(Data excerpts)
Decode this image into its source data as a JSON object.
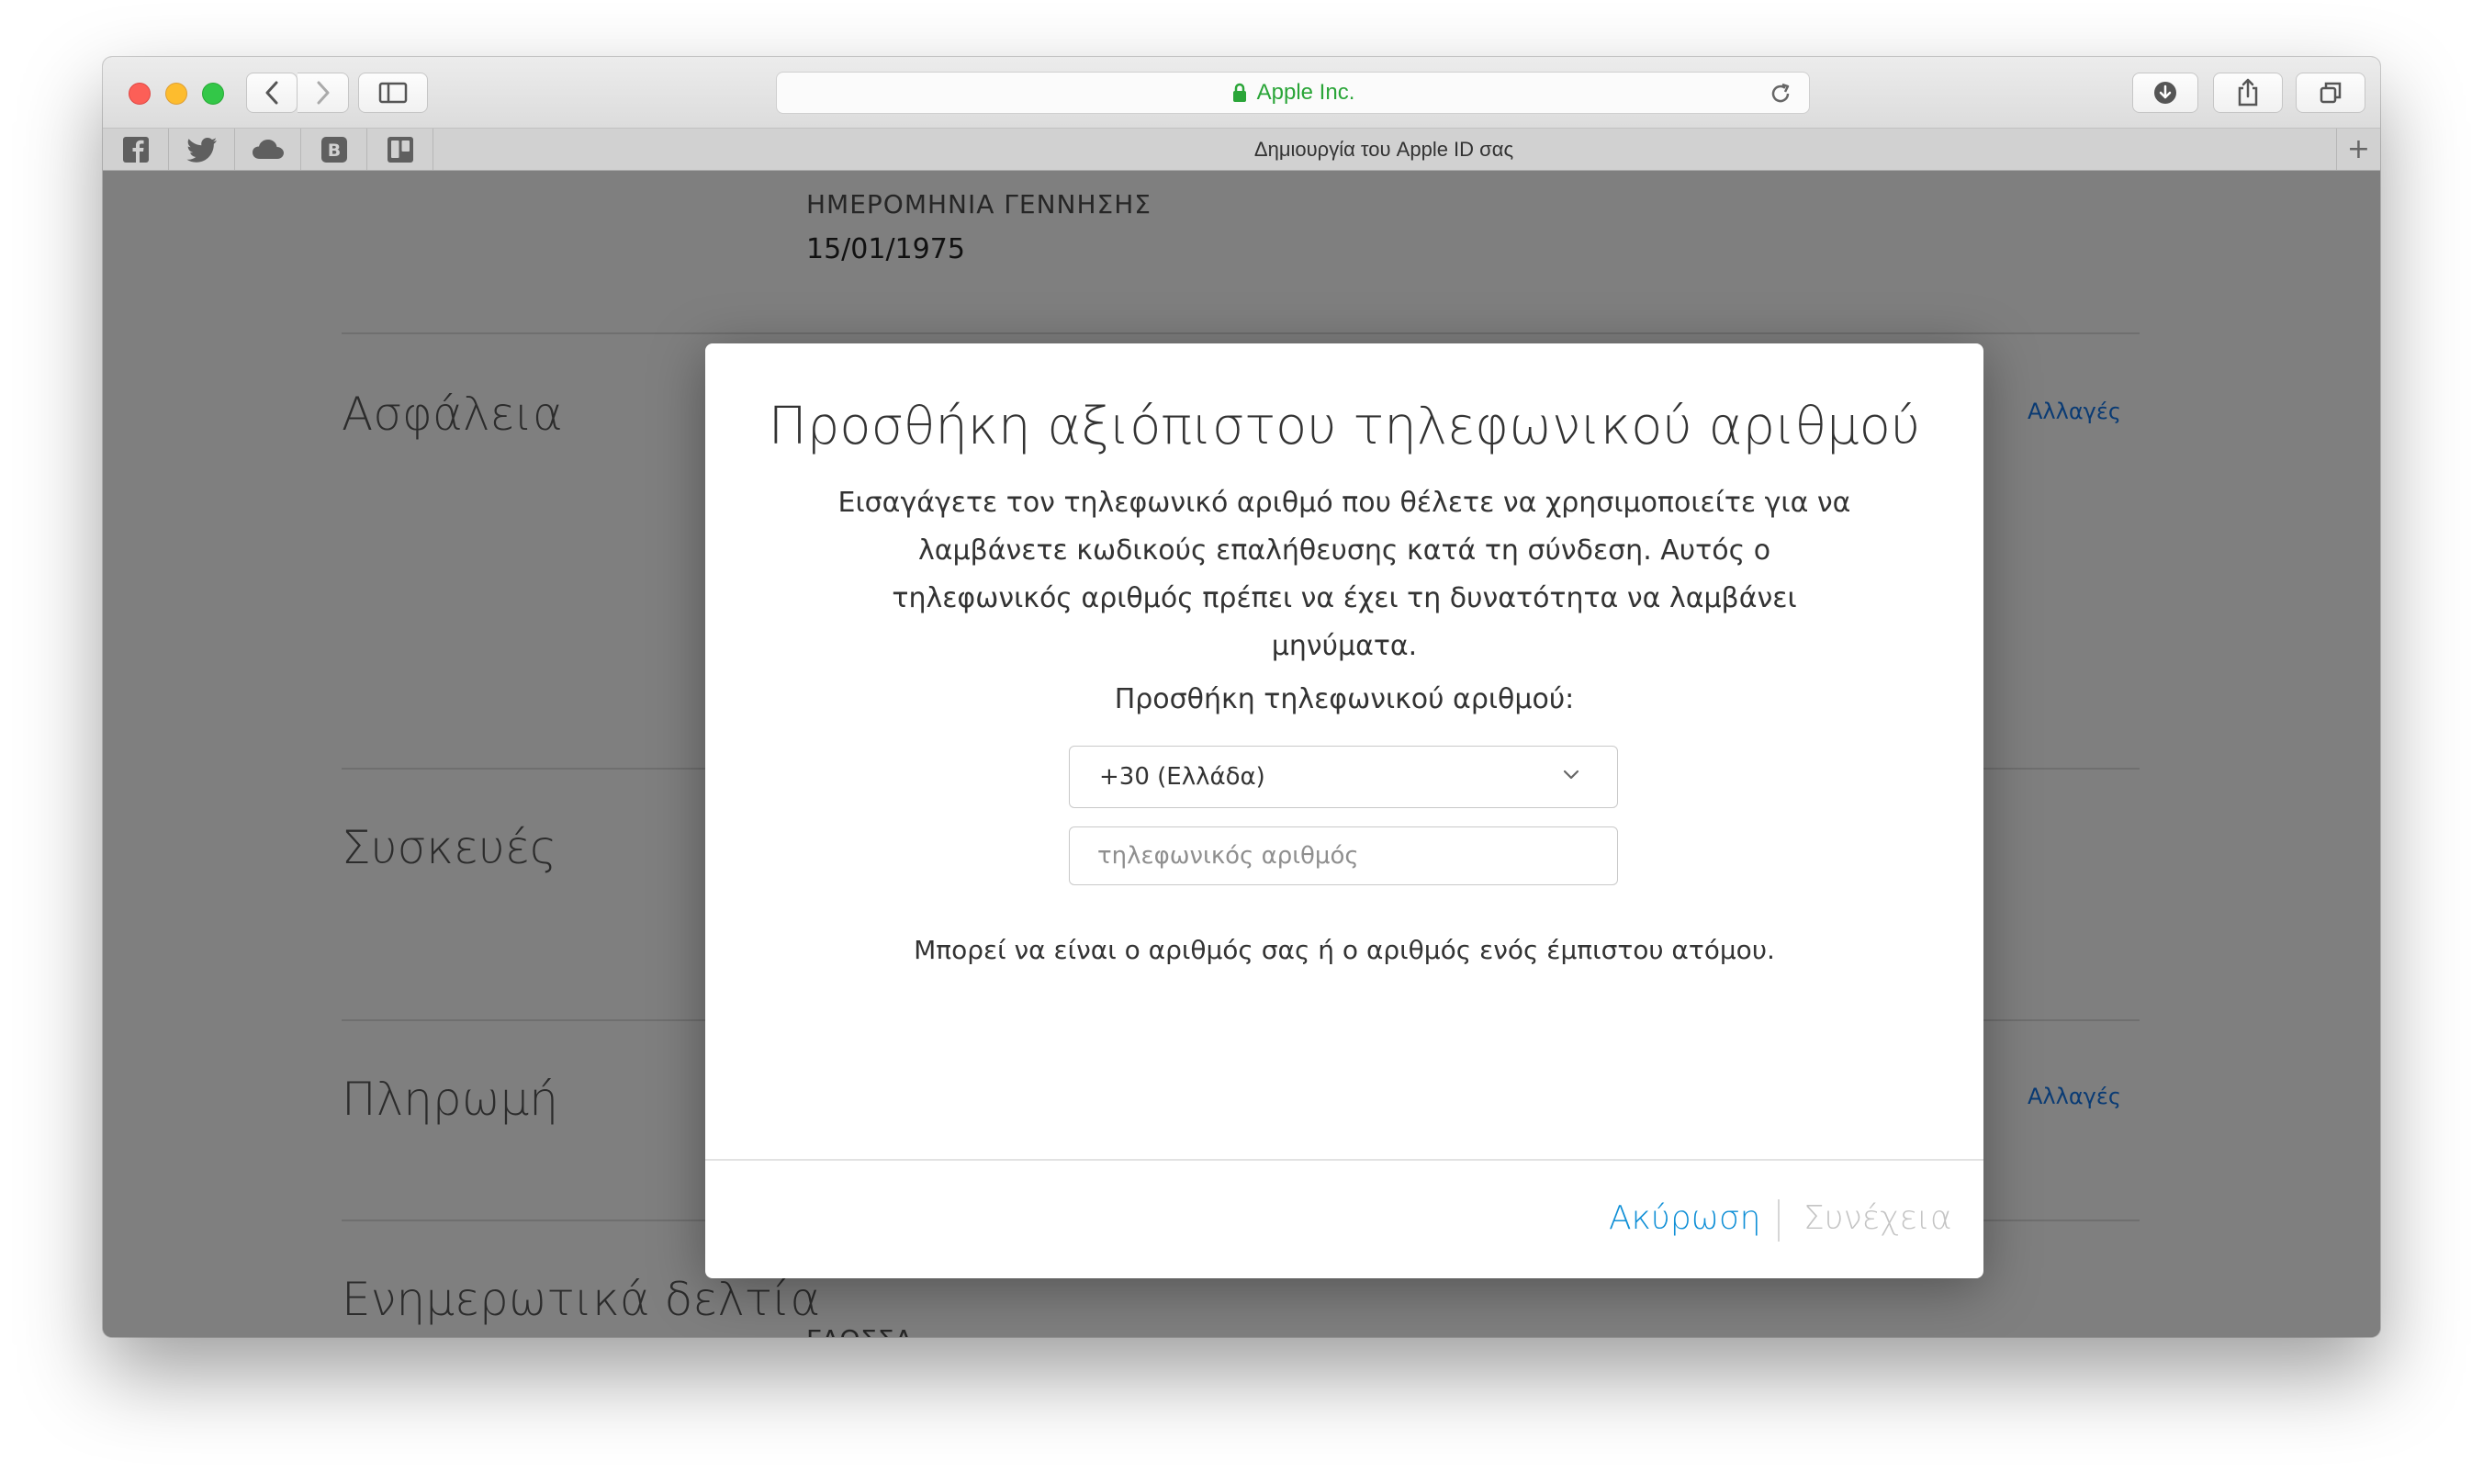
{
  "browser": {
    "address": "Apple Inc.",
    "tab_title": "Δημιουργία του Apple ID σας",
    "new_tab_label": "+",
    "favorites": [
      "facebook-icon",
      "twitter-icon",
      "cloud-icon",
      "b-icon",
      "trello-icon"
    ],
    "favorite_b_letter": "B",
    "url_color": "#2aa538"
  },
  "background_page": {
    "dob_label": "ΗΜΕΡΟΜΗΝΙΑ ΓΕΝΝΗΣΗΣ",
    "dob_value": "15/01/1975",
    "sections": {
      "security": "Ασφάλεια",
      "devices": "Συσκευές",
      "payment": "Πληρωμή",
      "newsletters": "Ενημερωτικά δελτία"
    },
    "edit_link": "Αλλαγές",
    "language_label": "ΓΛΩΣΣΑ"
  },
  "modal": {
    "title": "Προσθήκη αξιόπιστου τηλεφωνικού αριθμού",
    "description": "Εισαγάγετε τον τηλεφωνικό αριθμό που θέλετε να χρησιμοποιείτε για να λαμβάνετε κωδικούς επαλήθευσης κατά τη σύνδεση. Αυτός ο τηλεφωνικός αριθμός πρέπει να έχει τη δυνατότητα να λαμβάνει μηνύματα.",
    "field_label": "Προσθήκη τηλεφωνικού αριθμού:",
    "country_value": "+30 (Ελλάδα)",
    "phone_placeholder": "τηλεφωνικός αριθμός",
    "hint": "Μπορεί να είναι ο αριθμός σας ή ο αριθμός ενός έμπιστου ατόμου.",
    "cancel_label": "Ακύρωση",
    "continue_label": "Συνέχεια",
    "accent_color": "#0f8fd6"
  }
}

#### TASK TO COMPLETE:
Each line in the entries above that includes the string "Apple" should be extracted.

#### RESULT FOR THIS TASK:
    "address": "Apple Inc.",
    "tab_title": "Δημιουργία του Apple ID σας",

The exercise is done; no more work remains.